Below is a block of records; repeat all of them exactly.

## START Given information

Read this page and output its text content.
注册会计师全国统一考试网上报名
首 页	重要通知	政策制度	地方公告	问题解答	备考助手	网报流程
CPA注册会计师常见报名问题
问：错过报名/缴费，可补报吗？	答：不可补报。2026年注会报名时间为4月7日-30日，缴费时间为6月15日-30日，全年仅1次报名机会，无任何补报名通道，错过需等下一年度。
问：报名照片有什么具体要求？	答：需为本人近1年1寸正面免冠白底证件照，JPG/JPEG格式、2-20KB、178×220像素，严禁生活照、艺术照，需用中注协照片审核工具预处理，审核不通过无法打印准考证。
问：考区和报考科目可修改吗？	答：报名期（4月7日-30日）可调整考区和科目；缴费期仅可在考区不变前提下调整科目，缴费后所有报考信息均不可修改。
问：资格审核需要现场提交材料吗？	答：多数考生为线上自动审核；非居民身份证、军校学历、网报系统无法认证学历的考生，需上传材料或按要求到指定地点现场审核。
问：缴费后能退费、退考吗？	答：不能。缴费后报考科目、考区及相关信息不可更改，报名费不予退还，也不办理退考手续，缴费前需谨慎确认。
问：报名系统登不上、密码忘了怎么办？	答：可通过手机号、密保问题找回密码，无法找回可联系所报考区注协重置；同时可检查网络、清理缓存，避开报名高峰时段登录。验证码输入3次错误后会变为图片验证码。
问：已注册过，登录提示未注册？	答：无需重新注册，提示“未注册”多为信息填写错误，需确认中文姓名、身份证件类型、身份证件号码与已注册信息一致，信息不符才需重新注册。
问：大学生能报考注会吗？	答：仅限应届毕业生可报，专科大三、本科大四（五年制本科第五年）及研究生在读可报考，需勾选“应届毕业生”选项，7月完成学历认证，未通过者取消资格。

## END Given information

● Exercise output:
Read this page and output its text content.
注册会计师全国统一考试网上报名
首 页	重要通知	政策制度	地方公告	问题解答	备考助手	网报流程
CPA注册会计师常见报名问题
问：错过报名/缴费，可补报吗？	答：不可补报。2026年注会报名时间为4月7日-30日，缴费时间为6月15日-30日，全年仅1次报名机会，无任何补报名通道，错过需等下一年度。
问：报名照片有什么具体要求？	答：需为本人近1年1寸正面免冠白底证件照，JPG/JPEG格式、2-20KB、178×220像素，严禁生活照、艺术照，需用中注协照片审核工具预处理，审核不通过无法打印准考证。
问：考区和报考科目可修改吗？	答：报名期（4月7日-30日）可调整考区和科目；缴费期仅可在考区不变前提下调整科目，缴费后所有报考信息均不可修改。
问：资格审核需要现场提交材料吗？	答：多数考生为线上自动审核；非居民身份证、军校学历、网报系统无法认证学历的考生，需上传材料或按要求到指定地点现场审核。
问：缴费后能退费、退考吗？	答：不能。缴费后报考科目、考区及相关信息不可更改，报名费不予退还，也不办理退考手续，缴费前需谨慎确认。
问：报名系统登不上、密码忘了怎么办？	答：可通过手机号、密保问题找回密码，无法找回可联系所报考区注协重置；同时可检查网络、清理缓存，避开报名高峰时段登录。验证码输入3次错误后会变为图片验证码。
问：已注册过，登录提示未注册？	答：无需重新注册，提示“未注册”多为信息填写错误，需确认中文姓名、身份证件类型、身份证件号码与已注册信息一致，信息不符才需重新注册。
问：大学生能报考注会吗？	答：仅限应届毕业生可报，专科大三、本科大四（五年制本科第五年）及研究生在读可报考，需勾选“应届毕业生”选项，7月完成学历认证，未通过者取消资格。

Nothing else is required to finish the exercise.